_Supplied passage_
## BEGIN

If \code{NULL}, tip calibration commands are output to the console.}

\item{origNexusFile}{Filename (possibly with path) as a character
string leading to a NEXUS text file, presumably containing a matrix
of character date formated for \emph{MrBayes}. If supplied
(it does not need to be supplied), the listed file is read as a text file, and
concatenated with the \emph{MrBayes} script produced by this function, so as to
reproduce the original NEXUS matrix for executing in MrBayes. 
Note that the taxa in this NEXUS file are \emph{NOT} checked against the user
input \code{tipTimes} and \code{treeConstraints}, so it is up to the user to
ensure the taxa are the same across the three data sources.}

\item{parseOriginalNexus}{If \code{TRUE} (the default), the original NEXUS file is parsed and 
the taxon names listed within in the matrix are compared against the other inputs
for matching (completely, across all inputs that include taxon names). 
Thus, it is up to the user to ensure the same
taxa are found in all inputs. However, some NEXUS files may not parse correctly
(particularly if character data for taxa stretches across more than a single line in the matrix).
This may necessitate setting this argument to \code{FALSE}, which will instead do a straight scan
of the NEXUS matrix without parsing it, and without checking the taxon names against other outputs.

## END

_What is asked_
(1) Duplicate the part of the argument documentation starting at "Note that the" and ending at "against other outputs.".
(2) According to the argument documentation, why might a user need to set parseOriginalNexus to FALSE?

(Source data)
## BEGIN

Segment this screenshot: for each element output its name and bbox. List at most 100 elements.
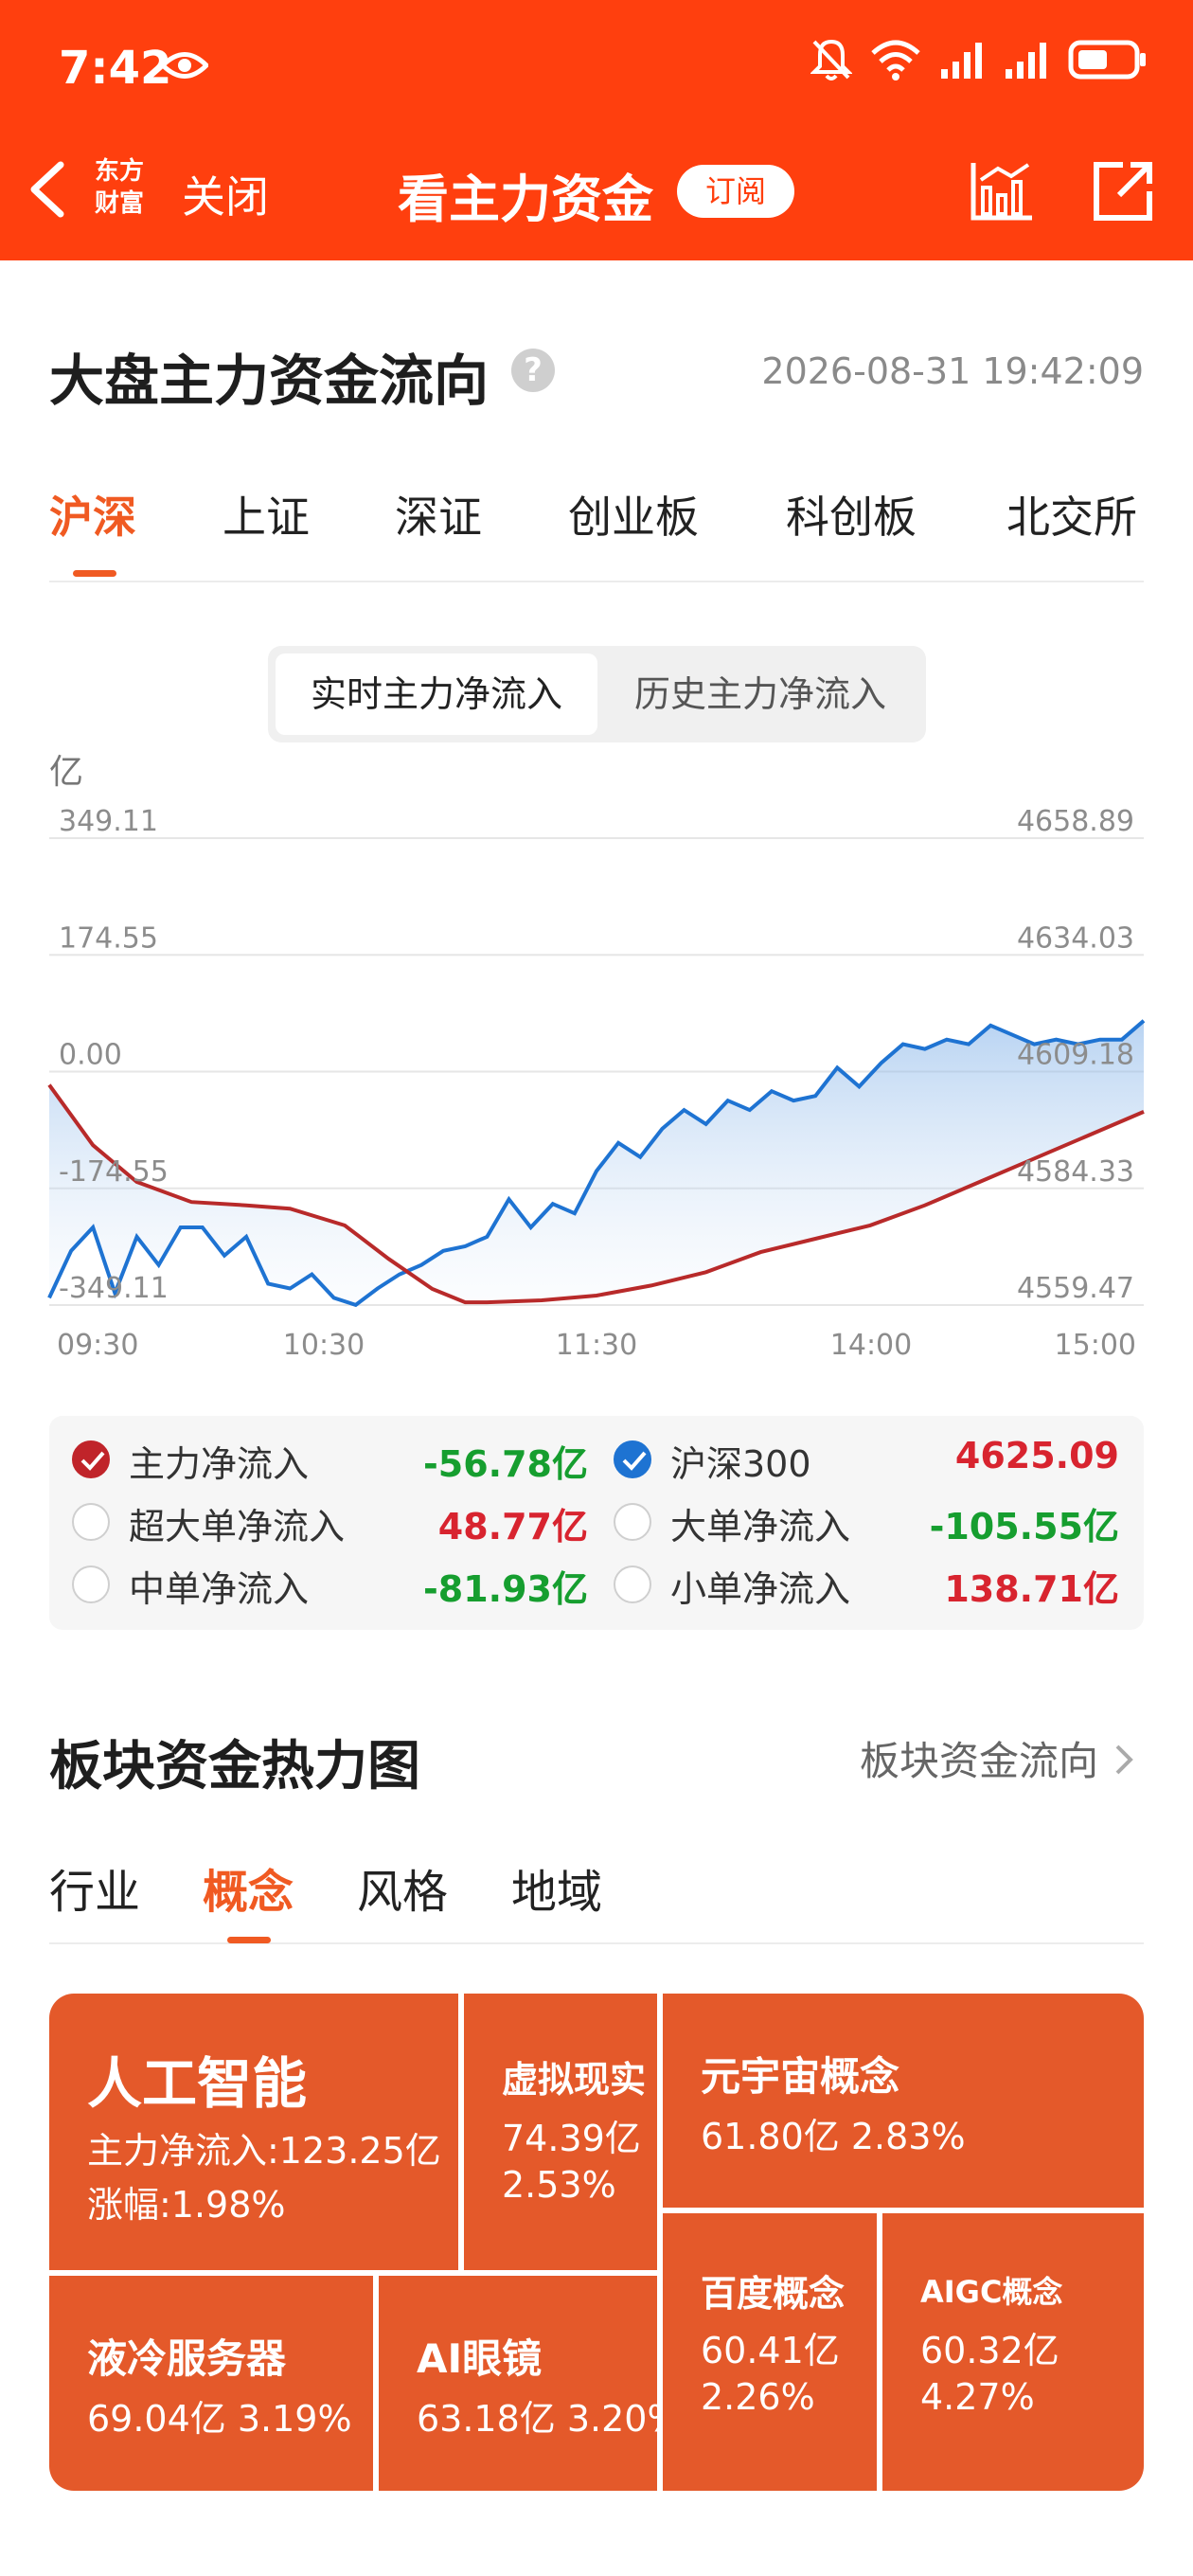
tab-hushen[interactable]: 沪深	[49, 483, 136, 546]
unchecked-circle-icon[interactable]	[72, 1565, 110, 1603]
sector-heatmap: 人工智能 主力净流入:123.25亿 涨幅:1.98% 虚拟现实 74.39亿 …	[49, 1994, 1144, 2491]
x-tick-label: 10:30	[283, 1329, 365, 1362]
cell-name: 人工智能	[87, 2051, 308, 2116]
unchecked-circle-icon[interactable]	[614, 1565, 651, 1603]
logo-text-top: 东方	[94, 157, 144, 186]
unchecked-circle-icon[interactable]	[614, 1503, 651, 1541]
y-left-tick-label: 0.00	[59, 1039, 122, 1072]
tab-chuangyeban[interactable]: 创业板	[568, 483, 699, 546]
realtime-flow-button[interactable]: 实时主力净流入	[276, 653, 597, 735]
legend-item-super-large[interactable]: 超大单净流入 48.77亿	[72, 1497, 588, 1554]
heatmap-cell-metaverse[interactable]: 元宇宙概念 61.80亿 2.83%	[663, 1994, 1144, 2208]
y-right-tick-label: 4658.89	[1017, 805, 1134, 838]
status-time: 7:42	[59, 42, 172, 95]
cell-name: 百度概念	[701, 2273, 846, 2315]
tab-shangzheng[interactable]: 上证	[223, 483, 310, 546]
page-title: 看主力资金	[398, 170, 653, 229]
chevron-right-icon[interactable]	[1113, 1741, 1136, 1779]
legend-item-hs300[interactable]: 沪深300 4625.09	[614, 1435, 1119, 1492]
legend-label: 主力净流入	[129, 1443, 310, 1485]
cell-line: 主力净流入:123.25亿	[87, 2130, 441, 2172]
help-icon[interactable]: ?	[511, 349, 555, 392]
checked-circle-icon[interactable]	[72, 1440, 110, 1478]
tab-beijiaosuo[interactable]: 北交所	[1006, 483, 1137, 546]
sector-tabs: 行业 概念 风格 地域	[49, 1854, 1144, 1944]
logo-text-bottom: 财富	[94, 189, 144, 218]
x-tick-label: 11:30	[556, 1329, 637, 1362]
x-tick-label: 14:00	[830, 1329, 912, 1362]
flow-section-title: 大盘主力资金流向	[49, 349, 490, 413]
cell-line: 涨幅:1.98%	[87, 2184, 286, 2226]
legend-panel: 主力净流入 -56.78亿 沪深300 4625.09 超大单净流入 48.77…	[49, 1416, 1144, 1630]
heatmap-section-title: 板块资金热力图	[49, 1736, 420, 1798]
legend-item-main-flow[interactable]: 主力净流入 -56.78亿	[72, 1435, 588, 1492]
mute-bell-icon	[810, 39, 852, 80]
legend-value: 48.77亿	[437, 1506, 588, 1547]
x-tick-label: 09:30	[57, 1329, 138, 1362]
tab-concept[interactable]: 概念	[203, 1854, 294, 1921]
legend-value: 4625.09	[954, 1435, 1119, 1476]
status-icons	[810, 38, 1148, 81]
legend-value: -81.93亿	[423, 1568, 588, 1610]
legend-label: 小单净流入	[670, 1568, 851, 1610]
heatmap-cell-ai-glasses[interactable]: AI眼镜 63.18亿 3.20%	[379, 2276, 682, 2491]
battery-icon	[1068, 40, 1146, 80]
app-logo: 东方 财富	[87, 155, 151, 224]
cell-line: 60.32亿	[920, 2330, 1059, 2371]
legend-item-medium[interactable]: 中单净流入 -81.93亿	[72, 1560, 588, 1617]
y-left-tick-label: -174.55	[59, 1155, 169, 1189]
app-header: 7:42 东方 财富 关闭 看主力资金 订阅	[0, 0, 1193, 260]
y-left-tick-label: 349.11	[59, 805, 158, 838]
legend-item-small[interactable]: 小单净流入 138.71亿	[614, 1560, 1119, 1617]
heatmap-cell-aigc[interactable]: AIGC概念 60.32亿 4.27%	[882, 2213, 1144, 2491]
unchecked-circle-icon[interactable]	[72, 1503, 110, 1541]
timestamp: 2026-08-31 19:42:09	[761, 350, 1144, 392]
flow-chart[interactable]: 349.11 4658.89 174.55 4634.03 0.00 4609.18 -17…	[0, 786, 1193, 1373]
sector-flow-link[interactable]: 板块资金流向	[860, 1729, 1098, 1787]
x-tick-label: 15:00	[1055, 1329, 1136, 1362]
legend-label: 大单净流入	[670, 1506, 851, 1547]
legend-item-large[interactable]: 大单净流入 -105.55亿	[614, 1497, 1119, 1554]
legend-value: 138.71亿	[944, 1568, 1119, 1610]
signal-icon	[941, 43, 982, 79]
heatmap-cell-vr[interactable]: 虚拟现实 74.39亿 2.53%	[464, 1994, 657, 2270]
bar-chart-icon[interactable]	[968, 159, 1036, 224]
subscribe-button[interactable]: 订阅	[677, 165, 794, 218]
flow-mode-toggle: 实时主力净流入 历史主力净流入	[268, 646, 926, 742]
eye-icon	[161, 52, 208, 79]
heatmap-cell-ai[interactable]: 人工智能 主力净流入:123.25亿 涨幅:1.98%	[49, 1994, 458, 2270]
legend-label: 超大单净流入	[129, 1506, 346, 1547]
tab-region[interactable]: 地域	[511, 1854, 602, 1921]
cell-name: 元宇宙概念	[701, 2053, 900, 2100]
active-tab-indicator	[73, 570, 116, 577]
share-icon[interactable]	[1089, 157, 1157, 225]
cell-name: AIGC概念	[920, 2274, 1063, 2310]
heatmap-cell-baidu[interactable]: 百度概念 60.41亿 2.26%	[663, 2213, 877, 2491]
y-right-tick-label: 4559.47	[1017, 1272, 1134, 1305]
legend-label: 中单净流入	[129, 1568, 310, 1610]
tab-industry[interactable]: 行业	[49, 1854, 140, 1921]
cell-line: 63.18亿 3.20%	[417, 2398, 682, 2440]
tab-kechuangban[interactable]: 科创板	[786, 483, 917, 546]
y-right-tick-label: 4634.03	[1017, 921, 1134, 955]
hs300-area	[49, 1020, 1144, 1305]
close-link[interactable]: 关闭	[182, 163, 269, 225]
history-flow-button[interactable]: 历史主力净流入	[601, 653, 919, 735]
wifi-icon	[871, 40, 920, 80]
cell-name: 虚拟现实	[502, 2059, 647, 2101]
signal-icon-2	[1006, 43, 1046, 79]
heatmap-cell-liquid-cooling[interactable]: 液冷服务器 69.04亿 3.19%	[49, 2276, 373, 2491]
cell-name: 液冷服务器	[87, 2335, 287, 2382]
cell-line: 74.39亿	[502, 2118, 641, 2159]
cell-line: 4.27%	[920, 2376, 1035, 2418]
legend-value: -56.78亿	[423, 1443, 588, 1485]
y-left-tick-label: -349.11	[59, 1272, 169, 1305]
cell-line: 60.41亿	[701, 2330, 840, 2371]
tab-shenzheng[interactable]: 深证	[395, 483, 482, 546]
y-right-tick-label: 4609.18	[1017, 1039, 1134, 1072]
checked-circle-icon[interactable]	[614, 1440, 651, 1478]
tab-style[interactable]: 风格	[357, 1854, 448, 1921]
active-tab-indicator	[227, 1937, 271, 1943]
back-arrow-icon[interactable]	[27, 159, 68, 220]
cell-name: AI眼镜	[417, 2335, 543, 2382]
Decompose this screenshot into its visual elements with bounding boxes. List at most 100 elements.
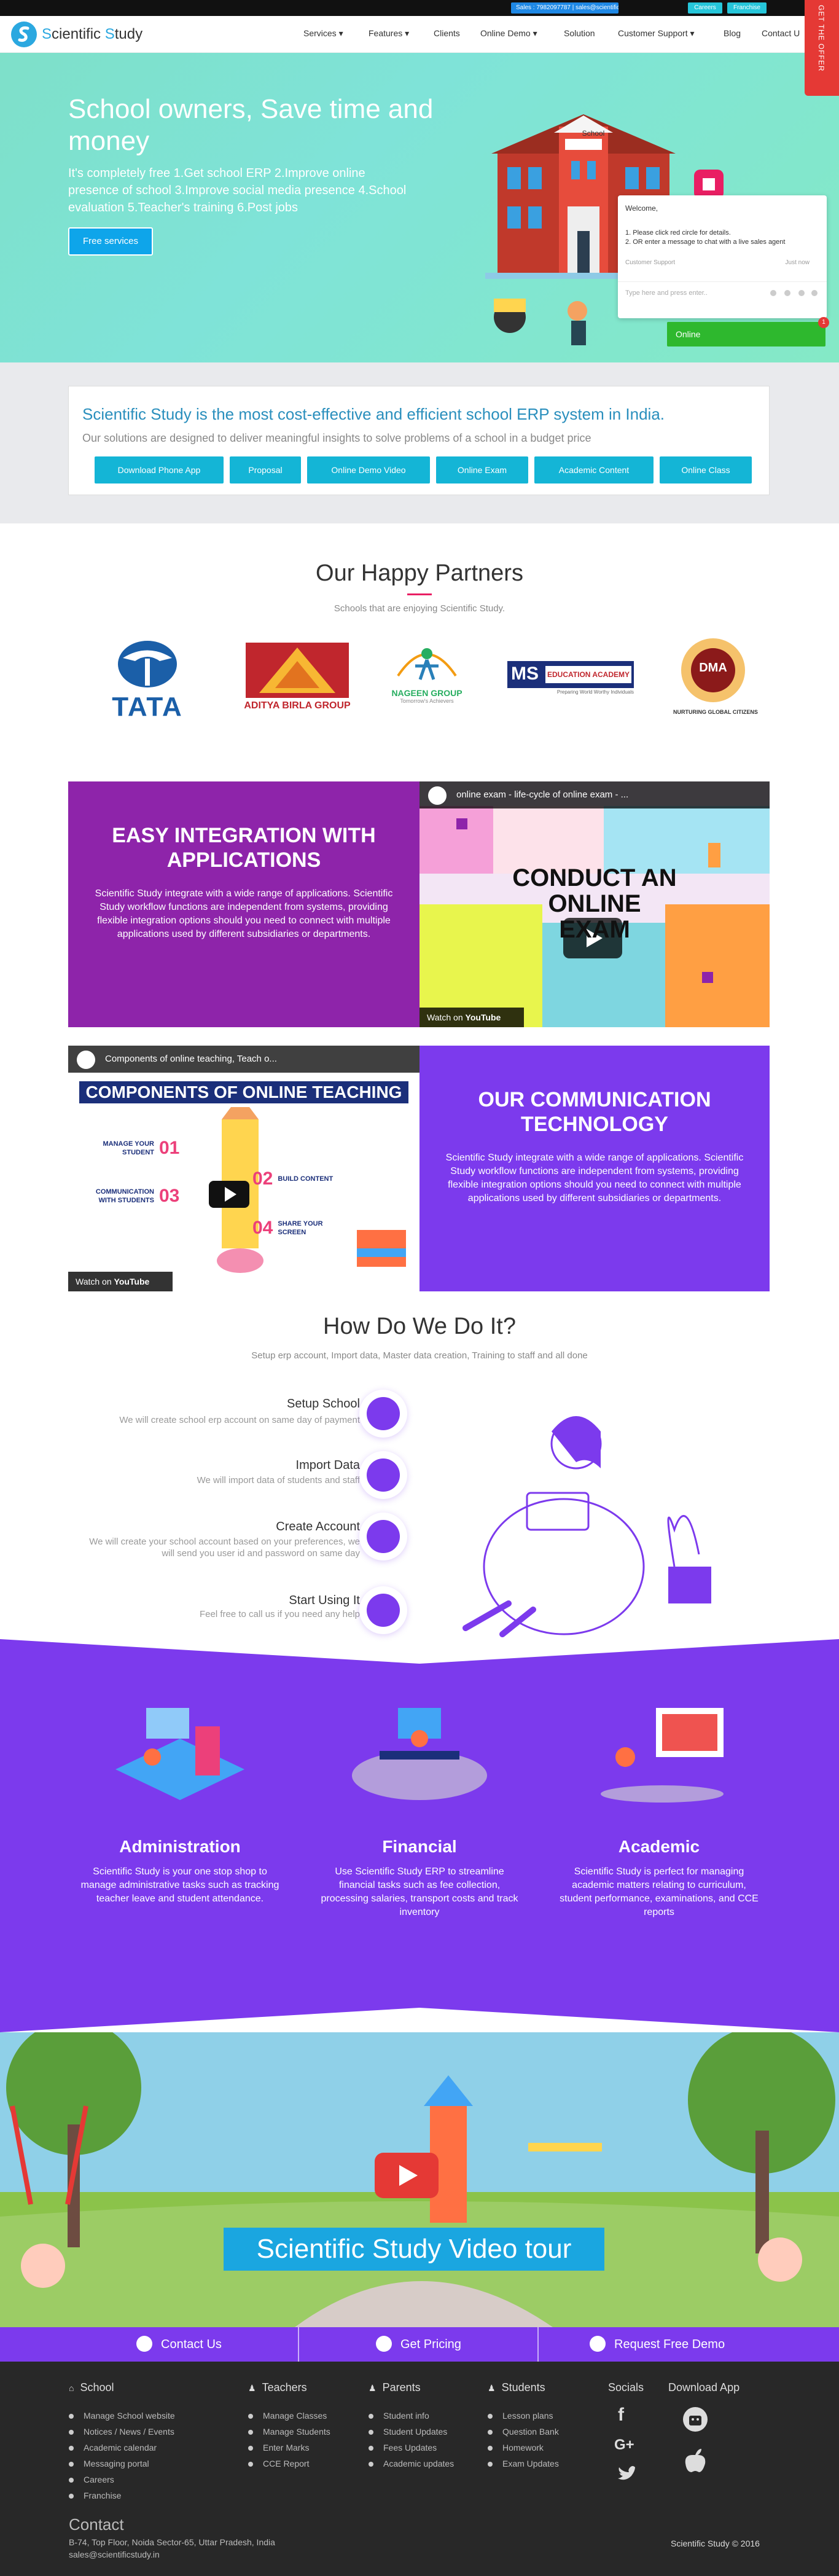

## END

_The answers_
(1)
Note that the taxa in this NEXUS file are \emph{NOT} checked against the user
input \code{tipTimes} and \code{treeConstraints}, so it is up to the user to
ensure the taxa are the same across the three data sources.}

\item{parseOriginalNexus}{If \code{TRUE} (the default), the original NEXUS file is parsed and 
the taxon names listed within in the matrix are compared against the other inputs
for matching (completely, across all inputs that include taxon names). 
Thus, it is up to the user to ensure the same
taxa are found in all inputs. However, some NEXUS files may not parse correctly
(particularly if character data for taxa stretches across more than a single line in the matrix).
This may necessitate setting this argument to \code{FALSE}, which will instead do a straight scan
of the NEXUS matrix without parsing it, and without checking the taxon names against other outputs.

(2) Some NEXUS files may not parse correctly, particularly when a taxon's character data stretches across more than a single line in the matrix. Setting the argument to FALSE does a straight scan of the NEXUS matrix without parsing it and without checking the taxon names against the other inputs.